-- Record set start --
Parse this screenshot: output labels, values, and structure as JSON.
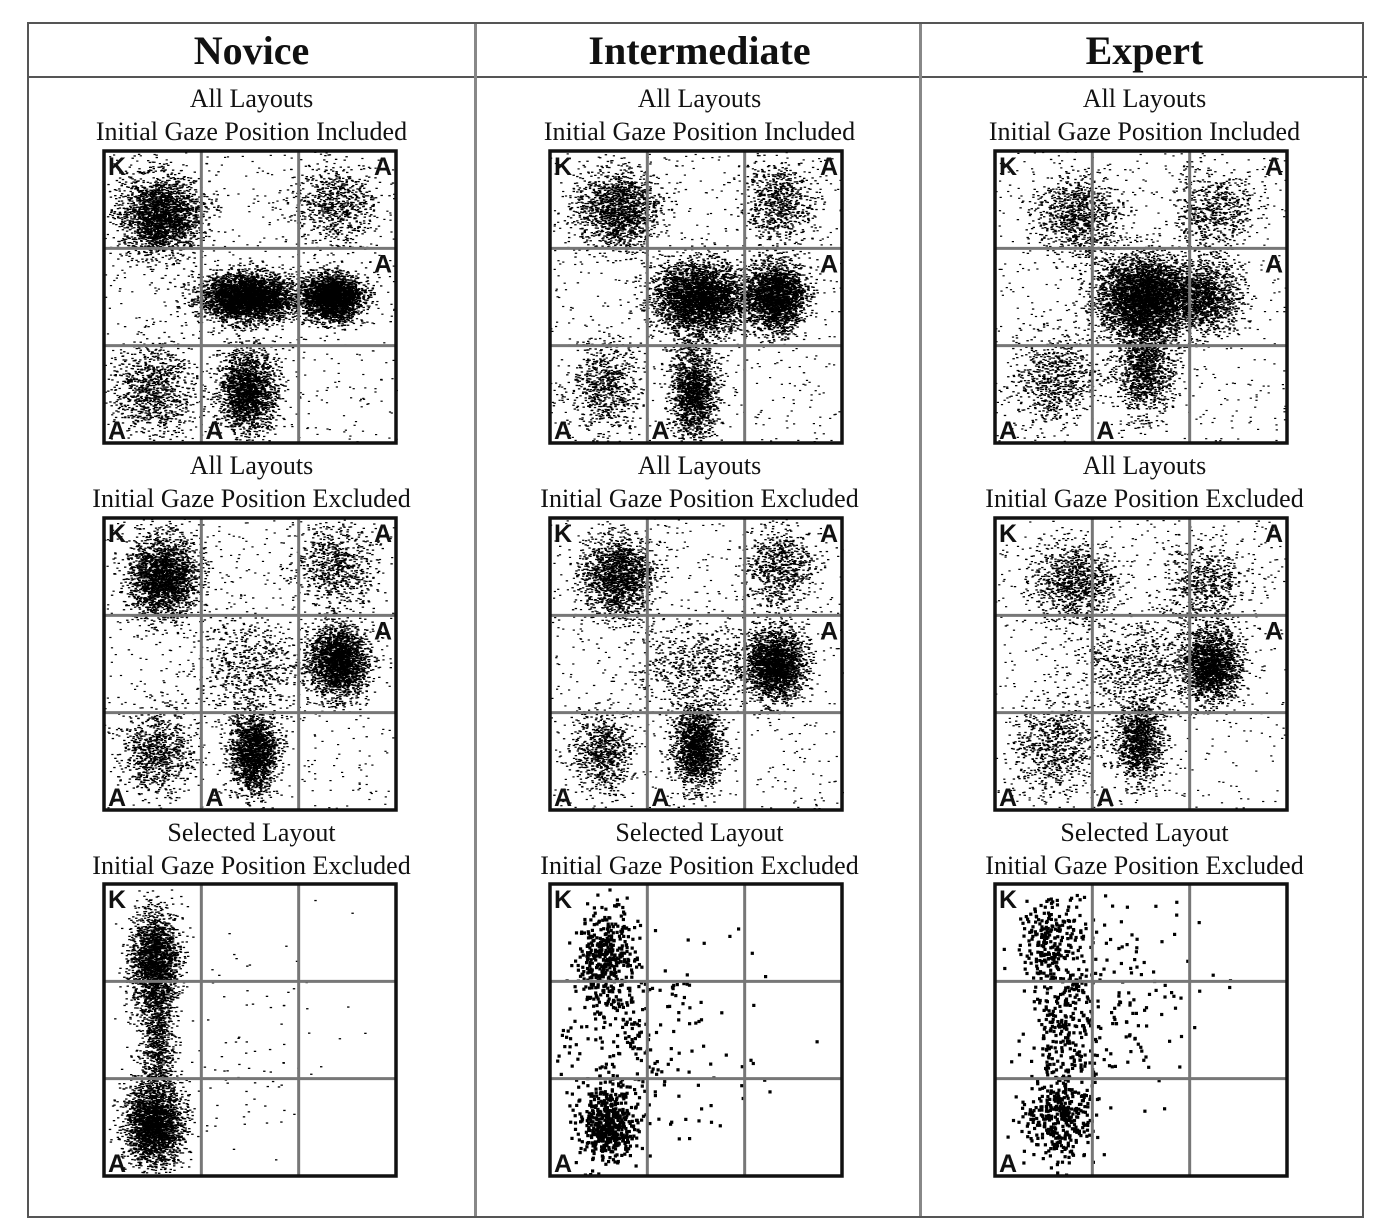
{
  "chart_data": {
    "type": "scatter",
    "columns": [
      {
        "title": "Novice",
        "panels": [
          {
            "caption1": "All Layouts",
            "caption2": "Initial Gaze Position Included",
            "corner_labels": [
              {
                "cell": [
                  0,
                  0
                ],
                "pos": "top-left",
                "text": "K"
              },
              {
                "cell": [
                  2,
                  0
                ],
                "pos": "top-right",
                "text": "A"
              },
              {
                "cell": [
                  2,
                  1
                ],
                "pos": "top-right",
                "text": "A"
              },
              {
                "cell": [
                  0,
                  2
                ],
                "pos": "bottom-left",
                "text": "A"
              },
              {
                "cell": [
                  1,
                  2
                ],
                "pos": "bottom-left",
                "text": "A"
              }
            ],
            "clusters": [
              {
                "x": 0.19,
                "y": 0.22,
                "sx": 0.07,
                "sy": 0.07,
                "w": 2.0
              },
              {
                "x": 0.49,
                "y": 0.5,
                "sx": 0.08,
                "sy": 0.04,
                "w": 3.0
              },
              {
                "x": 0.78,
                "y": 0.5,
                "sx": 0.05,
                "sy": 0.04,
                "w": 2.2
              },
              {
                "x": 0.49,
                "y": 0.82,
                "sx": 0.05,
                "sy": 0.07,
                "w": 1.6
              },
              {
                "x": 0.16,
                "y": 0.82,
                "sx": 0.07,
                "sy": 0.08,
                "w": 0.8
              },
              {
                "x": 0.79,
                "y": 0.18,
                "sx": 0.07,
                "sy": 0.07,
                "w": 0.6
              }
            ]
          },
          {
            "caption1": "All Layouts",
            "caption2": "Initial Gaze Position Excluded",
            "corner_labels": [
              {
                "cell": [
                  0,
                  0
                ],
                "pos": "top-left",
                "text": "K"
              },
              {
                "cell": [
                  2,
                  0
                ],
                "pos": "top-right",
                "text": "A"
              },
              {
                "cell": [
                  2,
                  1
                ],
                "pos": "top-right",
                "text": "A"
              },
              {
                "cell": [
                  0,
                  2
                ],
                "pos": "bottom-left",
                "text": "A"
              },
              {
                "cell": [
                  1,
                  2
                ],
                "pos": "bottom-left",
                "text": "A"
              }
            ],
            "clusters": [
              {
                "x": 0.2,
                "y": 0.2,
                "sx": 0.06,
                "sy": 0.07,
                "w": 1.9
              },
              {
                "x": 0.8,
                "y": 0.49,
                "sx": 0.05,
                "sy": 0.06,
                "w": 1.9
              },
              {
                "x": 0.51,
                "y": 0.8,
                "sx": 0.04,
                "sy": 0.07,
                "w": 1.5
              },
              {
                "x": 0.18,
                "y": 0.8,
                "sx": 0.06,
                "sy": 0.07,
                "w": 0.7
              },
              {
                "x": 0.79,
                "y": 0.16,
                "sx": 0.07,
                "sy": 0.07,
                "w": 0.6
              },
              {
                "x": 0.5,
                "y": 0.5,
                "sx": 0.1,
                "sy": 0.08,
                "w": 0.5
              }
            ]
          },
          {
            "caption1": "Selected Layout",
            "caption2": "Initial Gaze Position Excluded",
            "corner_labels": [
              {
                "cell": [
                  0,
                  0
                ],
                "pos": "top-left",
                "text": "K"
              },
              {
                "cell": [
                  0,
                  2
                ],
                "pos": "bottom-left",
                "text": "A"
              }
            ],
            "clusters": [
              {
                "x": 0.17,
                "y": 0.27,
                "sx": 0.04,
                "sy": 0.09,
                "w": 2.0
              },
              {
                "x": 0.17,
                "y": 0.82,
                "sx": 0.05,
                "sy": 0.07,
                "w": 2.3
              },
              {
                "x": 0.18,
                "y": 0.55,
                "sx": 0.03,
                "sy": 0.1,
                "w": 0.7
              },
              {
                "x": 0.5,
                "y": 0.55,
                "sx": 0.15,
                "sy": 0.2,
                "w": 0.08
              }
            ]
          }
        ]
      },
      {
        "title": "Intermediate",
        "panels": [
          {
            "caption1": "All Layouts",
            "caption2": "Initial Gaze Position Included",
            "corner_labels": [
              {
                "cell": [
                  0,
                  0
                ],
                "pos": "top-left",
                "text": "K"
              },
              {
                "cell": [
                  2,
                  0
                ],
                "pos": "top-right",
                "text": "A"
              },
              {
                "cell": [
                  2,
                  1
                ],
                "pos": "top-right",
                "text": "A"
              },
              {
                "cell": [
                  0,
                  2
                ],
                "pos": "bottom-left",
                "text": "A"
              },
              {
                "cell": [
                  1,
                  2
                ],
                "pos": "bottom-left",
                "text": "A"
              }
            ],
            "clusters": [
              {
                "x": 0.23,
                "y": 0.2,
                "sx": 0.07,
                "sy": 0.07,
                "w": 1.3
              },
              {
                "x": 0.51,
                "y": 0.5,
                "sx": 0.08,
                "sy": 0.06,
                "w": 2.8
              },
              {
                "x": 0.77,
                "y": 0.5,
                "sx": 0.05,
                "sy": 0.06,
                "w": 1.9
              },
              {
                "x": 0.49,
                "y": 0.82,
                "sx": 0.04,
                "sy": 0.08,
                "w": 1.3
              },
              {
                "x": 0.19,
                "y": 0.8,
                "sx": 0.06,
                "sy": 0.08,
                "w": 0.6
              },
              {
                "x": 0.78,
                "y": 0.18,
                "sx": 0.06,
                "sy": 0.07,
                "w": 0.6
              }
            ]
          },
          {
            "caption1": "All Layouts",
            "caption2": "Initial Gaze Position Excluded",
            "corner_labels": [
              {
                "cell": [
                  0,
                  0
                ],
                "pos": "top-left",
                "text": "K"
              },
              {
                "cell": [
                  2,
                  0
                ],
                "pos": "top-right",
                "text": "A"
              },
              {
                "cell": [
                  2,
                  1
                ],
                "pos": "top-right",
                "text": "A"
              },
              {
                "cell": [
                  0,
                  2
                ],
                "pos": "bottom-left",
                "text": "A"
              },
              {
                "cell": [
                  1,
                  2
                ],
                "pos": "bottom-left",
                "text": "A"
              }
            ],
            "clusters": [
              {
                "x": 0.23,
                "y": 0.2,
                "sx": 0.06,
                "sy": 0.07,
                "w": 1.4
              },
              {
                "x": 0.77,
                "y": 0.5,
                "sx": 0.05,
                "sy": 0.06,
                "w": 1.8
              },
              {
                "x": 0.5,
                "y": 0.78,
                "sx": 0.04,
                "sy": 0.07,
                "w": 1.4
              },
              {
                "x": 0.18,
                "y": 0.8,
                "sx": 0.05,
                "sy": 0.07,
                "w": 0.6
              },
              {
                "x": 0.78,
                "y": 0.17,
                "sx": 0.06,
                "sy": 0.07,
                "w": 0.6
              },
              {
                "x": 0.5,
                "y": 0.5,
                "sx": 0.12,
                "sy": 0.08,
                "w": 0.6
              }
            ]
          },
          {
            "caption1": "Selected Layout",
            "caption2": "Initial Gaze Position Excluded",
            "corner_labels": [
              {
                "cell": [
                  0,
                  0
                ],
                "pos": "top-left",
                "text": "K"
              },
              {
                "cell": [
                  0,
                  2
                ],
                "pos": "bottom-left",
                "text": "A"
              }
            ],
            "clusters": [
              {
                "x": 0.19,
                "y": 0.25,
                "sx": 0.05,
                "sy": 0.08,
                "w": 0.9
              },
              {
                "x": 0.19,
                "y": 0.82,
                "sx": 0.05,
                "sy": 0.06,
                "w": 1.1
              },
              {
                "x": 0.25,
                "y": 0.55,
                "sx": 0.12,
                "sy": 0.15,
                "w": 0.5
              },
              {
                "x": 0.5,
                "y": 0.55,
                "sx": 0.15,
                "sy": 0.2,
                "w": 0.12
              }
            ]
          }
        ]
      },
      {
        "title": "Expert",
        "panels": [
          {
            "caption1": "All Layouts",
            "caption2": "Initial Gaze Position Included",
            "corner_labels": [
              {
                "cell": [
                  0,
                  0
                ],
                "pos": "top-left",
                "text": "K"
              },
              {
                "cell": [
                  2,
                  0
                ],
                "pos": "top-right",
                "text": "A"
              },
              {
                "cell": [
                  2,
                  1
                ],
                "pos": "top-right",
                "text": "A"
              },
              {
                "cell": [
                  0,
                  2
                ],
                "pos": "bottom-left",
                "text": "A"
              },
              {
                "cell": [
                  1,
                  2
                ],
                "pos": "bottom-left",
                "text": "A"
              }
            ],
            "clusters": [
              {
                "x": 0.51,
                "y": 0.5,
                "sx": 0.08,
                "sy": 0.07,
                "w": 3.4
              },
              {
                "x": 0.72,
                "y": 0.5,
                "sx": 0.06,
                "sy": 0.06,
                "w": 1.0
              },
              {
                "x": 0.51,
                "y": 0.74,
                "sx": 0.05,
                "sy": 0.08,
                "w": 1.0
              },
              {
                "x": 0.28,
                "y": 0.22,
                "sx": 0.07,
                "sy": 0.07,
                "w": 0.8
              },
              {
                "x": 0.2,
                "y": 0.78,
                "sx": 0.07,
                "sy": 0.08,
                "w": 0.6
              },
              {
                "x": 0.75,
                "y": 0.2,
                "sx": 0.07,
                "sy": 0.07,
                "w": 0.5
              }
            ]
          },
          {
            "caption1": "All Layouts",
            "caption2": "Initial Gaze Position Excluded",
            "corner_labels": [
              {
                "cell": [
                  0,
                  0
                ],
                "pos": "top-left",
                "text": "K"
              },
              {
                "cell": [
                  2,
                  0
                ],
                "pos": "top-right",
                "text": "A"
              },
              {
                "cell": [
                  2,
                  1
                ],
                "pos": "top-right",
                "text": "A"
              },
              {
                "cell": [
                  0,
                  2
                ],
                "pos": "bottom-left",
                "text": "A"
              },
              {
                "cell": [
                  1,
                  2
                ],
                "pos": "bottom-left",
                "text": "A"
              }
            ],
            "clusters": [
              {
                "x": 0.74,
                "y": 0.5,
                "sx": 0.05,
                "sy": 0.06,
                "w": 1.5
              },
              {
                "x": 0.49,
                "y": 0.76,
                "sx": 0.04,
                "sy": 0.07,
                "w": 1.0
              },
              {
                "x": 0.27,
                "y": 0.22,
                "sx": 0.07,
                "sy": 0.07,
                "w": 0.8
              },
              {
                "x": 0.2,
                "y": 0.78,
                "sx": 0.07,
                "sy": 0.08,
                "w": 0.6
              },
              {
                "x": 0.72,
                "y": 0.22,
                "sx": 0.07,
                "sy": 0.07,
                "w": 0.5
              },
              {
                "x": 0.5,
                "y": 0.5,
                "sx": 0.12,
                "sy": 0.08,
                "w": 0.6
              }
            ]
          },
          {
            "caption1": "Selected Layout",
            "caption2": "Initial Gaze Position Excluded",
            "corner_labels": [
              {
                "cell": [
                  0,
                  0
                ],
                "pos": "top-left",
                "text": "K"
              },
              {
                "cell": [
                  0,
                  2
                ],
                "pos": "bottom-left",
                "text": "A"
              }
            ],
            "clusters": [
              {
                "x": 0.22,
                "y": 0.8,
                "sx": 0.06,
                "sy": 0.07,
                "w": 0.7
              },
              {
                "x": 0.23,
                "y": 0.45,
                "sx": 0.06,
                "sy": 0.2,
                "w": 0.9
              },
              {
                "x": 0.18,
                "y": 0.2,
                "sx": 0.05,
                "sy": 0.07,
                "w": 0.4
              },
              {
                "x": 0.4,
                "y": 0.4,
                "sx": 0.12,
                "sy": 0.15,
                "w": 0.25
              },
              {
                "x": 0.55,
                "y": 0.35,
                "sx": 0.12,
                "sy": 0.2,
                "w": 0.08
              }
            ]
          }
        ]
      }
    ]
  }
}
-- Record set end --
● What is needed:
Count the lines of these entries that hold the string "title", and give only that number.

● Task answer:
3